WHAT THE TASK REQUIRES
Gather all lines in the entries that include the word "Рабочий".

DATASET ENTRIES

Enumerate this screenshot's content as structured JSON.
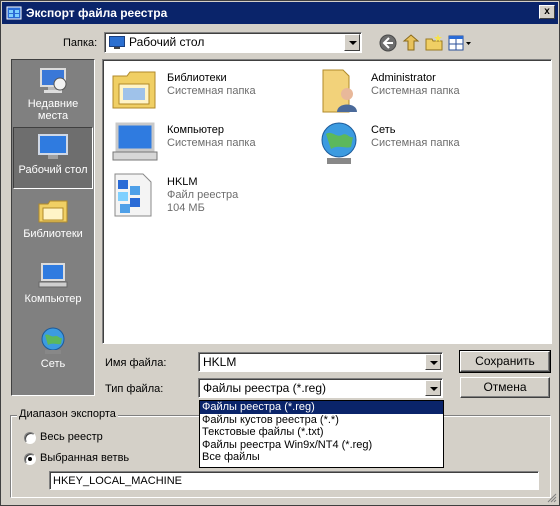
{
  "window": {
    "title": "Экспорт файла реестра",
    "close_glyph": "x"
  },
  "folder_bar": {
    "label": "Папка:",
    "selected": "Рабочий стол",
    "folder_icon": "desktop-icon"
  },
  "toolbar_icons": [
    "back-icon",
    "up-folder-icon",
    "new-folder-icon",
    "view-menu-icon"
  ],
  "places": [
    {
      "label": "Недавние места",
      "icon": "recent-places-icon",
      "selected": false
    },
    {
      "label": "Рабочий стол",
      "icon": "desktop-icon",
      "selected": true
    },
    {
      "label": "Библиотеки",
      "icon": "libraries-icon",
      "selected": false
    },
    {
      "label": "Компьютер",
      "icon": "computer-icon",
      "selected": false
    },
    {
      "label": "Сеть",
      "icon": "network-icon",
      "selected": false
    }
  ],
  "files": [
    {
      "name": "Библиотеки",
      "type": "Системная папка",
      "icon": "libraries-folder-icon"
    },
    {
      "name": "Administrator",
      "type": "Системная папка",
      "icon": "user-folder-icon"
    },
    {
      "name": "Компьютер",
      "type": "Системная папка",
      "icon": "computer-icon"
    },
    {
      "name": "Сеть",
      "type": "Системная папка",
      "icon": "network-globe-icon"
    },
    {
      "name": "HKLM",
      "type": "Файл реестра",
      "size": "104 МБ",
      "icon": "registry-file-icon"
    }
  ],
  "filename": {
    "label": "Имя файла:",
    "value": "HKLM"
  },
  "filetype": {
    "label": "Тип файла:",
    "value": "Файлы реестра (*.reg)",
    "options": [
      "Файлы реестра (*.reg)",
      "Файлы кустов реестра (*.*)",
      "Текстовые файлы (*.txt)",
      "Файлы реестра Win9x/NT4 (*.reg)",
      "Все файлы"
    ],
    "selected_index": 0
  },
  "buttons": {
    "save": "Сохранить",
    "cancel": "Отмена"
  },
  "export_range": {
    "title": "Диапазон экспорта",
    "all_label": "Весь реестр",
    "branch_label": "Выбранная ветвь",
    "selected": "branch",
    "branch_value": "HKEY_LOCAL_MACHINE"
  },
  "colors": {
    "titlebar": "#0a246a",
    "dialog_bg": "#d4d0c8",
    "places_bg": "#808080",
    "selection": "#0a246a"
  }
}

WRITTEN ANSWER
    "selected": "Рабочий стол",
      "label": "Рабочий стол",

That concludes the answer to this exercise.